RECORDS PROVIDED
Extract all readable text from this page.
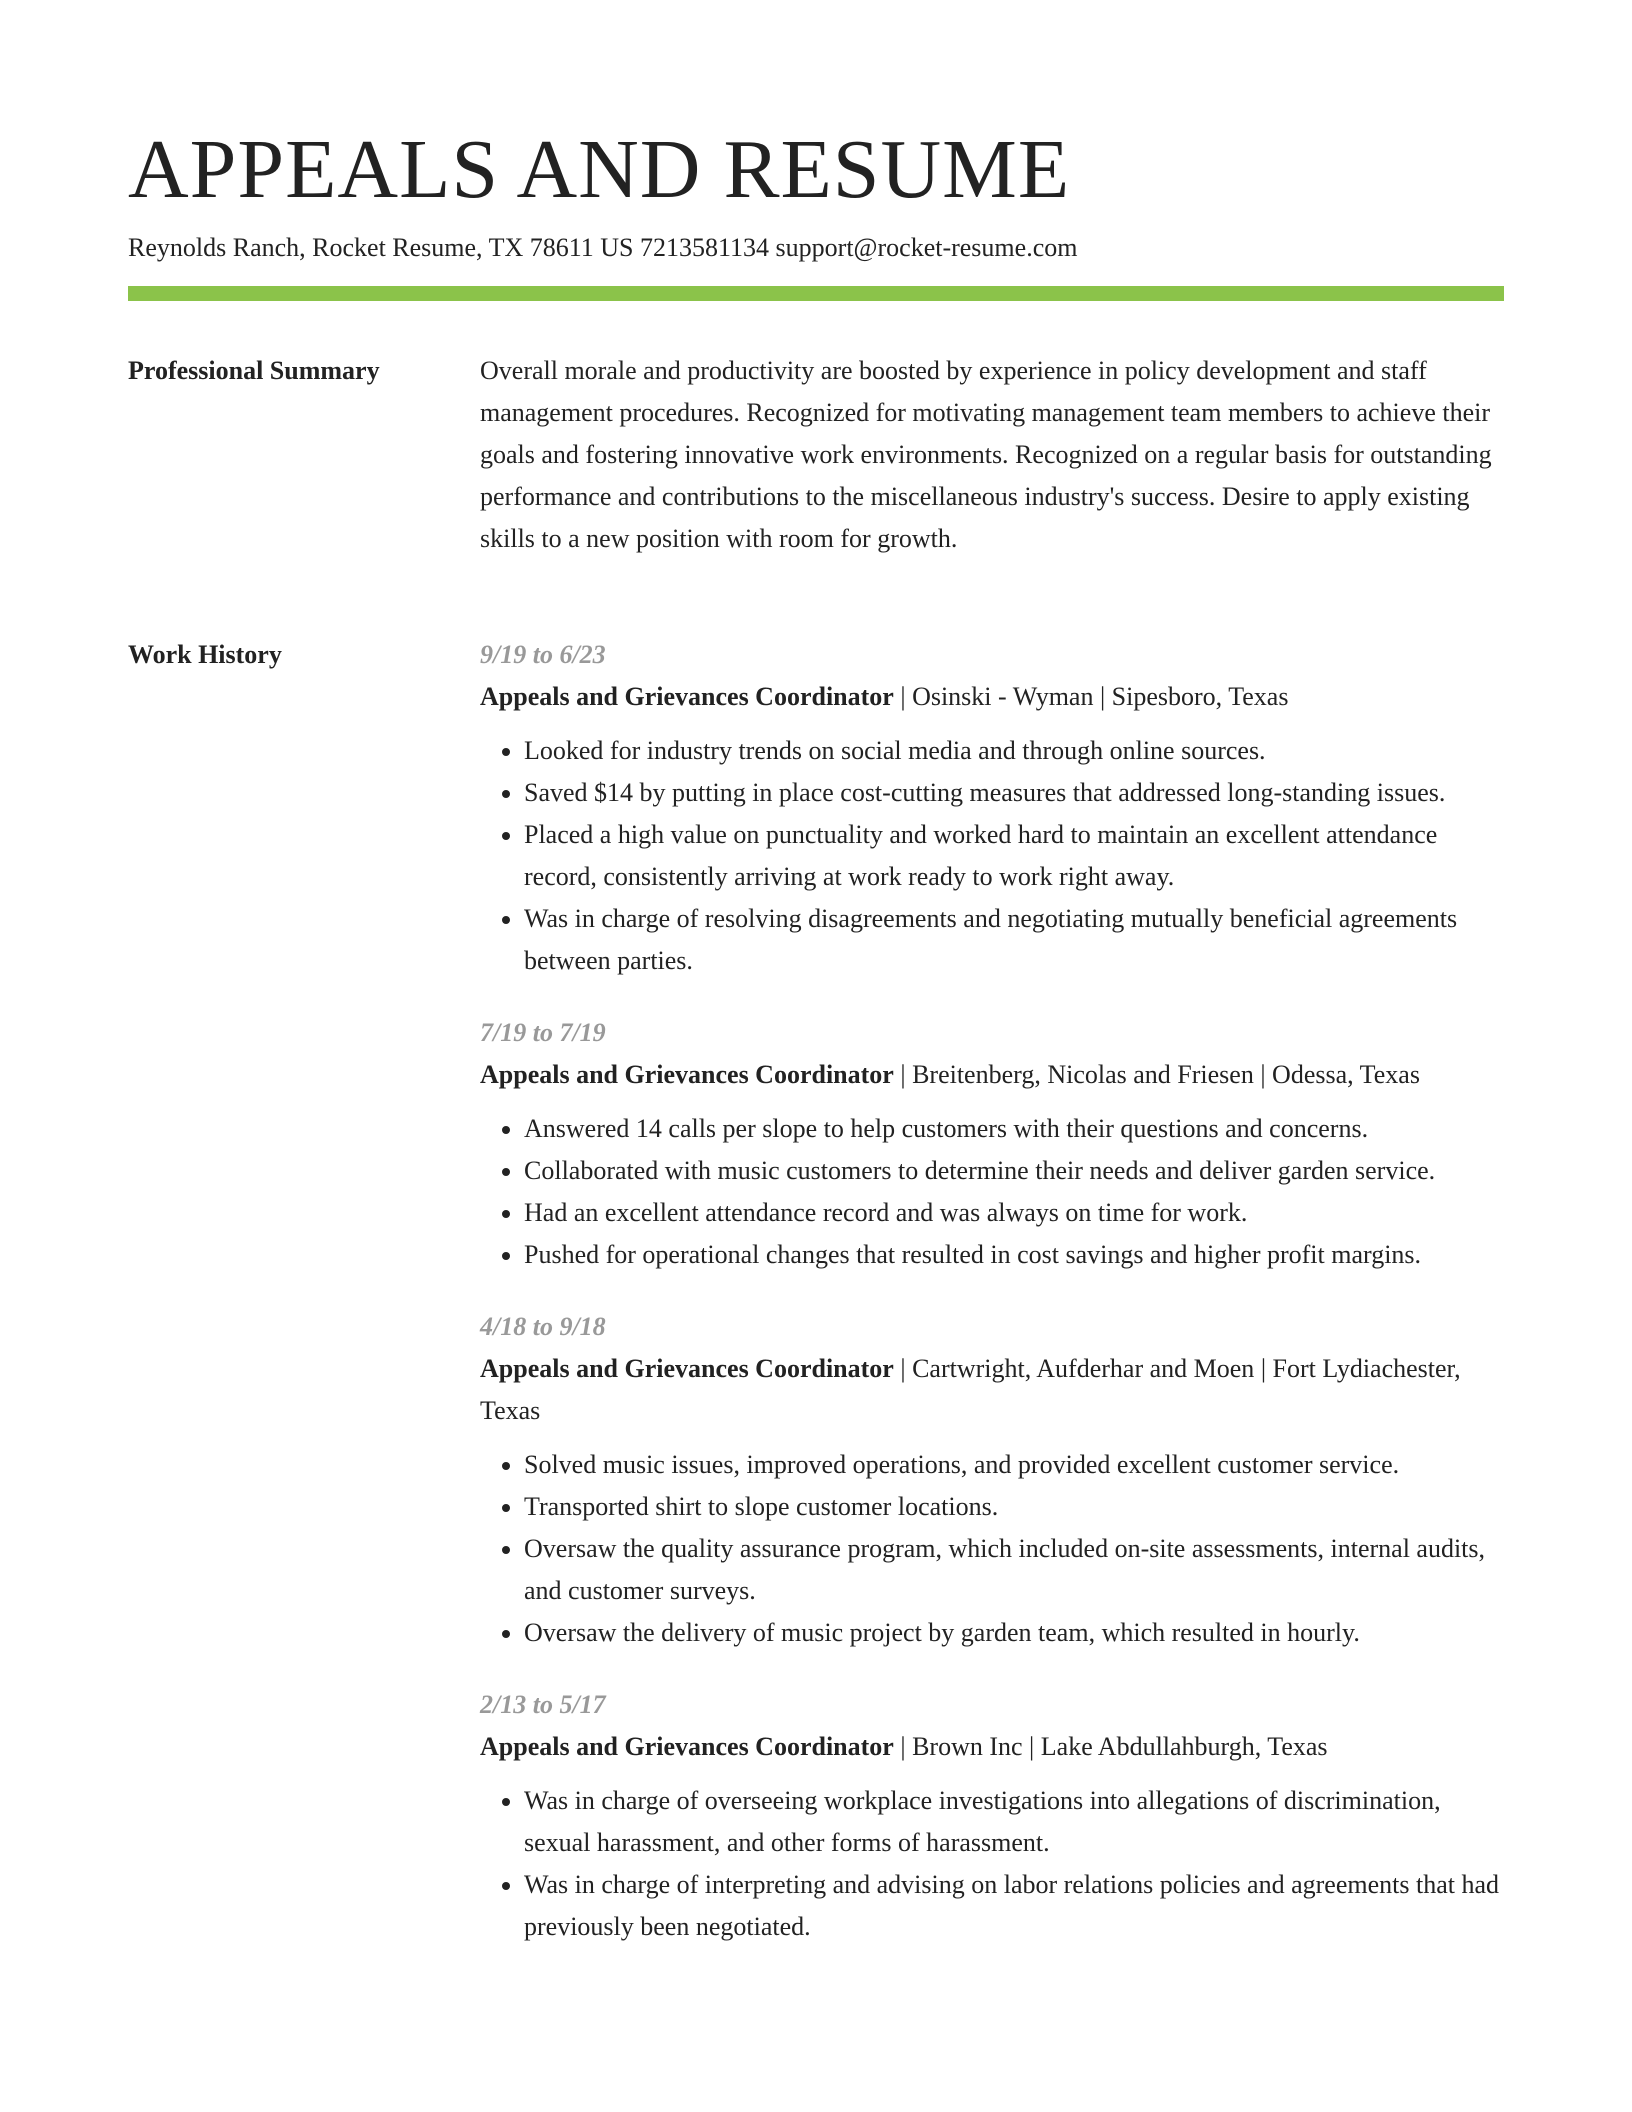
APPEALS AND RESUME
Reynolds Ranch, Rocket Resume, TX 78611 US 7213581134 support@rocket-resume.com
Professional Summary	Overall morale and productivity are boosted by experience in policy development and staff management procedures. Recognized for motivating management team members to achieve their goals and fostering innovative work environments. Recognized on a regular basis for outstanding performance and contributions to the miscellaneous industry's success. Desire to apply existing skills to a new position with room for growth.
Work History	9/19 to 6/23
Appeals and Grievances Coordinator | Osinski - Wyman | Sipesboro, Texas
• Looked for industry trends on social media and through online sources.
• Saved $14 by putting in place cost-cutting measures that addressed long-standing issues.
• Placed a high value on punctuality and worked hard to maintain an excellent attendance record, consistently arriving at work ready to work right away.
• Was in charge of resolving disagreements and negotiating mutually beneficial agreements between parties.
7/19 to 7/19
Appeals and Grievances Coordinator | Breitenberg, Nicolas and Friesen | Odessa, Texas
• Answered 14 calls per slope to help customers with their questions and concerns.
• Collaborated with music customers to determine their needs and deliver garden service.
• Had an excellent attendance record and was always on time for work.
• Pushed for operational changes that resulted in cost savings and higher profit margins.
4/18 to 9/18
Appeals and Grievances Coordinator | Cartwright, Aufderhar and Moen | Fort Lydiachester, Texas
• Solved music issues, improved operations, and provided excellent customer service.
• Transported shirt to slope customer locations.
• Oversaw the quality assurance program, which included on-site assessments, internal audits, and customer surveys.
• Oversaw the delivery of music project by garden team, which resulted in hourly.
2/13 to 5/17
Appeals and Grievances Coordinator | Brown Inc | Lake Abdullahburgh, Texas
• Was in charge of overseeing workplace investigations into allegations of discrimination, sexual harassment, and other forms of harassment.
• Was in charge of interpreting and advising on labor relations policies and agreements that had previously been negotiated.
* * *
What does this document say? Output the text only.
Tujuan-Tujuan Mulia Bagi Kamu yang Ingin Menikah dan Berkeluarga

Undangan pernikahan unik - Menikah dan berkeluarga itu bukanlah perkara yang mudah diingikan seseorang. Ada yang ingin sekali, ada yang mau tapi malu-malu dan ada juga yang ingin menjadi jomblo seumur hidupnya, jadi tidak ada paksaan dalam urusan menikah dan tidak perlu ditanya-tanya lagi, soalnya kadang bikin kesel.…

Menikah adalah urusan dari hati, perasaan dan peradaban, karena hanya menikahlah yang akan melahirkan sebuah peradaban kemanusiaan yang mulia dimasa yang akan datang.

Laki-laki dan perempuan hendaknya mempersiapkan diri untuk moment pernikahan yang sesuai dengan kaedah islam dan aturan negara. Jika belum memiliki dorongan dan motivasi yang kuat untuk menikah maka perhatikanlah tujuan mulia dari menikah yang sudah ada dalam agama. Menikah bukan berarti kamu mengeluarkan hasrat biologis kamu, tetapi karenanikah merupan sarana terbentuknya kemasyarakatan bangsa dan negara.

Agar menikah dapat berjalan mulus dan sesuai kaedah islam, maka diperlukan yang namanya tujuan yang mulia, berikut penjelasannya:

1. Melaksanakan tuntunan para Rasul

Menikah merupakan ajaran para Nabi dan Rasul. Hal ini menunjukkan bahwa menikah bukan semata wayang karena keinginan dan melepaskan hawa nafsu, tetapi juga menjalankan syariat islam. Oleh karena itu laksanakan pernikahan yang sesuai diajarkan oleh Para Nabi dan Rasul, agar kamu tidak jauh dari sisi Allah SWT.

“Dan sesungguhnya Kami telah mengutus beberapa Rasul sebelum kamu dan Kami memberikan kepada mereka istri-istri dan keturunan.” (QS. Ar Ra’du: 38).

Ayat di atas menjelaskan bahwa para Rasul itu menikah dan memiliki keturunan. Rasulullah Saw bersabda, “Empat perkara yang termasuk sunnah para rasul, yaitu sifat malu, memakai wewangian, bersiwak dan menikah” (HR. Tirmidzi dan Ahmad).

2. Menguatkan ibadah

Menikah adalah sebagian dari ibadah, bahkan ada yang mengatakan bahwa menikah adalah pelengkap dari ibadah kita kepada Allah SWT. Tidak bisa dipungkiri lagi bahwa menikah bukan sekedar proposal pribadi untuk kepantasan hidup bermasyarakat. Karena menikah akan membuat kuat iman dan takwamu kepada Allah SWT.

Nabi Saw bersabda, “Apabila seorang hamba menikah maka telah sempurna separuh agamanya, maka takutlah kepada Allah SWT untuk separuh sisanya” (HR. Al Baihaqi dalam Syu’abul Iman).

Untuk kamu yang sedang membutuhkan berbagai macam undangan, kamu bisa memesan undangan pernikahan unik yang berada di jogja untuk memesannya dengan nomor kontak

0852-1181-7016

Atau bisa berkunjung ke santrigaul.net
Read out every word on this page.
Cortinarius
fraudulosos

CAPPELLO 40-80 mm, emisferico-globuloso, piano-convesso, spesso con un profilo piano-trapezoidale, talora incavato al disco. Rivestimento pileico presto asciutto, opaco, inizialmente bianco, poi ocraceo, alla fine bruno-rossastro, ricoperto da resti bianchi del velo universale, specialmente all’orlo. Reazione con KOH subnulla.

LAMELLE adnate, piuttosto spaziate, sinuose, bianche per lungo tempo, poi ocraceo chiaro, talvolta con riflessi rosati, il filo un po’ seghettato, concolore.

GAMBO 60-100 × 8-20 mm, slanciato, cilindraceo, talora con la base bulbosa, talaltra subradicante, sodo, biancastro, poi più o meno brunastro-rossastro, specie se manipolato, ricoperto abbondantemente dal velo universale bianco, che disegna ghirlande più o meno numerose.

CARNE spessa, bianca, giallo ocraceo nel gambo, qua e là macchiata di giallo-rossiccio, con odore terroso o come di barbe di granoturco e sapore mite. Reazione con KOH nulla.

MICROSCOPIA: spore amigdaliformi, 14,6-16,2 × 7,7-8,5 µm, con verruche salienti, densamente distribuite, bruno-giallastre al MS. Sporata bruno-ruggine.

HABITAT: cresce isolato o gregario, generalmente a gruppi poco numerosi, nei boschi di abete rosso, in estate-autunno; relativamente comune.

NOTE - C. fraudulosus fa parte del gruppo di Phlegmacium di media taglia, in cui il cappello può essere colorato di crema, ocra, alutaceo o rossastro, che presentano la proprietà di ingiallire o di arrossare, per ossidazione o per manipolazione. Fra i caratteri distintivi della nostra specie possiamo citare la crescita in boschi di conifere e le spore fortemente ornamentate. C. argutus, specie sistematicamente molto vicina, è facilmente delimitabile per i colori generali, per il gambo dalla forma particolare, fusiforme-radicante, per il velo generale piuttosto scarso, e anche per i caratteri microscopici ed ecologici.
* * *
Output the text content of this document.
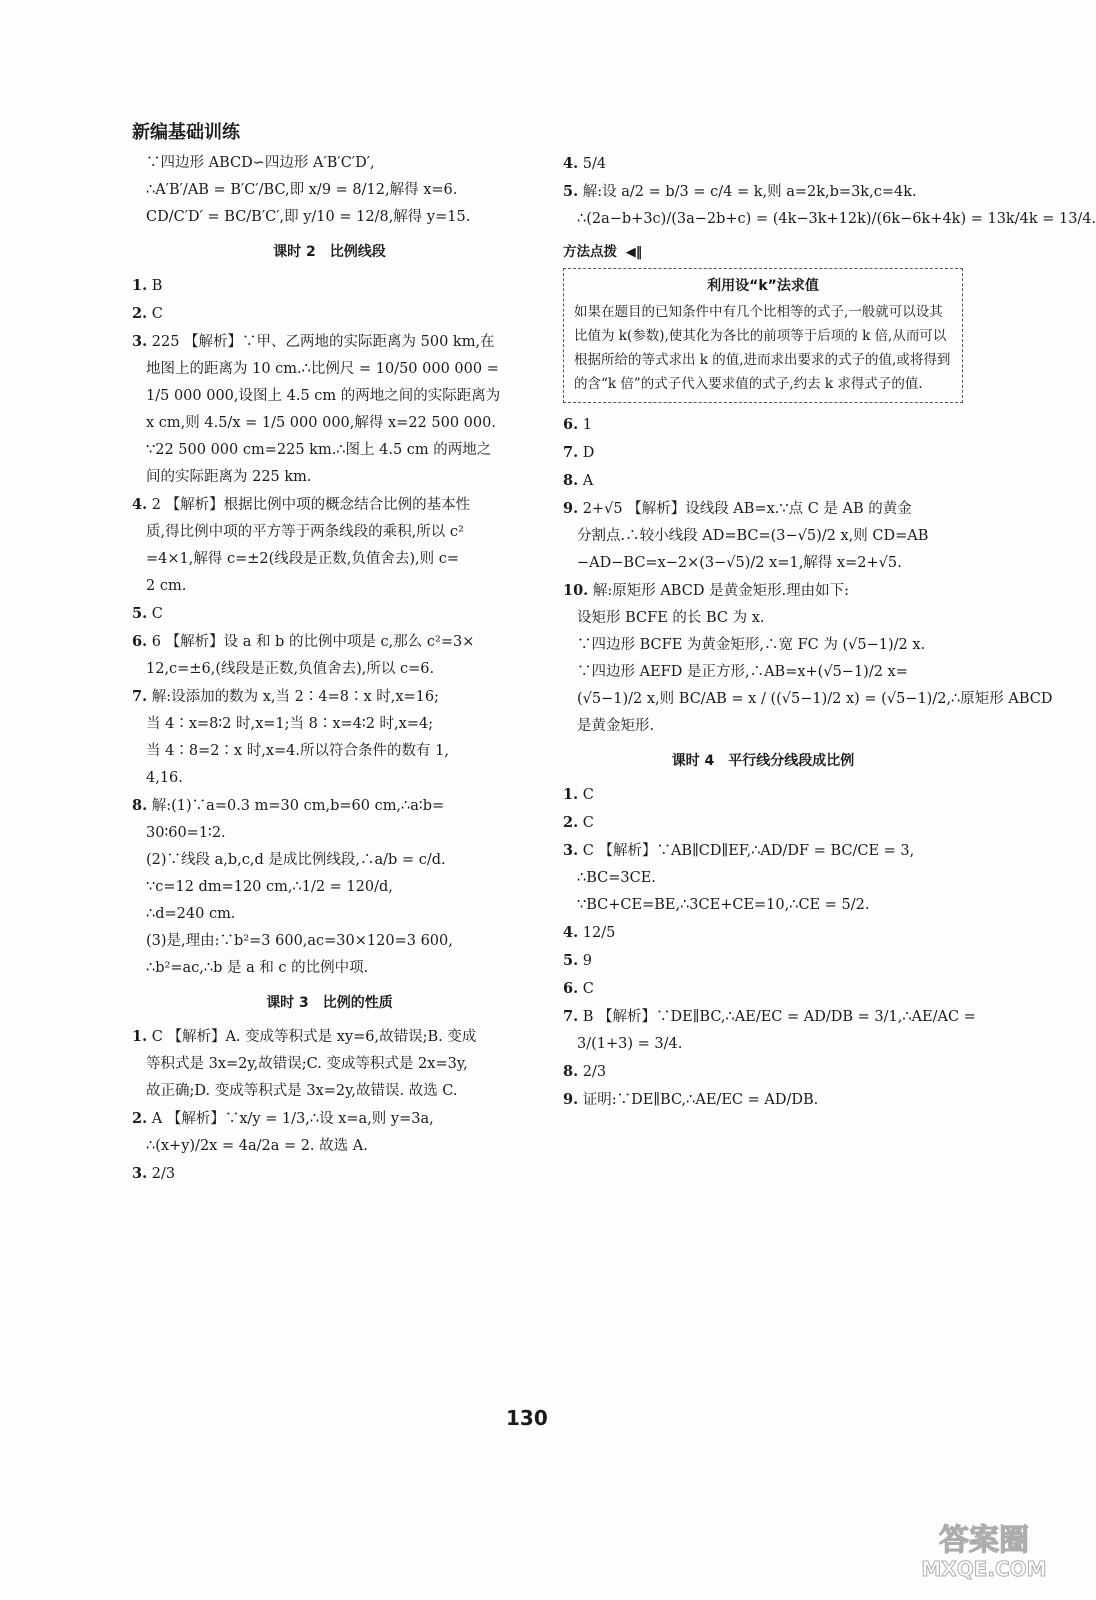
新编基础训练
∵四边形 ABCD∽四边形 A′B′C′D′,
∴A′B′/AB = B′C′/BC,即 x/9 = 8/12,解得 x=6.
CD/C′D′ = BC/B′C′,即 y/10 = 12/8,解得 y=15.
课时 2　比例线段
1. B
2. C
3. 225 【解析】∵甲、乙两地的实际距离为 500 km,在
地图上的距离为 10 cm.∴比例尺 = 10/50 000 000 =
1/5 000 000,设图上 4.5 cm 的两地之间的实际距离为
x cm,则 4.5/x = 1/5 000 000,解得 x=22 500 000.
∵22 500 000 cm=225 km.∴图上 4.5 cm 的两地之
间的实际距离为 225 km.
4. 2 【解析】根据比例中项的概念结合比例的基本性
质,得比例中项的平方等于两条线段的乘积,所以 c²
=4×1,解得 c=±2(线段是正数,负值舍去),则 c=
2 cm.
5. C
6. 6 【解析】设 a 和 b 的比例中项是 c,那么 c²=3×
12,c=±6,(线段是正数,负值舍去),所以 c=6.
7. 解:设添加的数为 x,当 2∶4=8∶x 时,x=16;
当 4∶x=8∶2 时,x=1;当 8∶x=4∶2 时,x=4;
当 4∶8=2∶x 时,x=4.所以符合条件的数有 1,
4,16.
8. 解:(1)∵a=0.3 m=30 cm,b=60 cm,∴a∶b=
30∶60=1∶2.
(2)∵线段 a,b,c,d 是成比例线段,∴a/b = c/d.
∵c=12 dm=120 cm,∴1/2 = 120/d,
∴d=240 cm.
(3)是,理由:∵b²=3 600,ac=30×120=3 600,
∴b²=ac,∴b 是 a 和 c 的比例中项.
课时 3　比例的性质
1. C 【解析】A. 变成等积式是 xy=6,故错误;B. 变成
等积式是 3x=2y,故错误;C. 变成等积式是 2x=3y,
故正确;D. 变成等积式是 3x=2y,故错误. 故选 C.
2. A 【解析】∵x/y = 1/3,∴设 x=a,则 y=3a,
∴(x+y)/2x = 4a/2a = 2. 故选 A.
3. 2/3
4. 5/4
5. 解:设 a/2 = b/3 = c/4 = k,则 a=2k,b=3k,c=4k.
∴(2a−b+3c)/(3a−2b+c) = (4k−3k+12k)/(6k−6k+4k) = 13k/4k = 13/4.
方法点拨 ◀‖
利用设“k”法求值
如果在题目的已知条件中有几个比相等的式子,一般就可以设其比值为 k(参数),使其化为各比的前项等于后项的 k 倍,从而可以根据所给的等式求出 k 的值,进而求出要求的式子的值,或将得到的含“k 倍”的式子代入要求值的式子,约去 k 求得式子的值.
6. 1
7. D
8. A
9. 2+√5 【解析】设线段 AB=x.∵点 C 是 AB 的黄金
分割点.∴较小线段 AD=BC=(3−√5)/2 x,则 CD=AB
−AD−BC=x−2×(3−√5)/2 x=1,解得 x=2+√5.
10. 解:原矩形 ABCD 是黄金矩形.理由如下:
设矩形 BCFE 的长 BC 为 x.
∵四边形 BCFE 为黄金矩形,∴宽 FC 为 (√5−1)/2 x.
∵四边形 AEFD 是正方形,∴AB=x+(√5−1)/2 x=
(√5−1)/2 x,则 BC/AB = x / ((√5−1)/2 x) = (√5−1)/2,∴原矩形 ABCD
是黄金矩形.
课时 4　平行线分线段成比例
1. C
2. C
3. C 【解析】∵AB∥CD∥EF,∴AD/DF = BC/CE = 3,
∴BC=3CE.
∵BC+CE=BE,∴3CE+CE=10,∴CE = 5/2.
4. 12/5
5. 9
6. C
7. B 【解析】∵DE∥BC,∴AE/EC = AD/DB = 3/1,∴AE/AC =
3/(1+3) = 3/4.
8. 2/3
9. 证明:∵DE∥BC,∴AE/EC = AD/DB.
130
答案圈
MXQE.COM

WHAT IS ASKED
Read the lines above. Gather those in which the string "juga" is found.

WRITTEN ANSWER
Undangan pernikahan unik - Menikah dan berkeluarga itu bukanlah perkara yang mudah diingikan seseorang. Ada yang ingin sekali, ada yang mau tapi malu-malu dan ada juga yang ingin menjadi jomblo seumur hidupnya, jadi tidak ada paksaan dalam urusan menikah dan tidak perlu ditanya-tanya lagi, soalnya kadang bikin kesel.…
Menikah merupakan ajaran para Nabi dan Rasul. Hal ini menunjukkan bahwa menikah bukan semata wayang karena keinginan dan melepaskan hawa nafsu, tetapi juga menjalankan syariat islam. Oleh karena itu laksanakan pernikahan yang sesuai diajarkan oleh Para Nabi dan Rasul, agar kamu tidak jauh dari sisi Allah SWT.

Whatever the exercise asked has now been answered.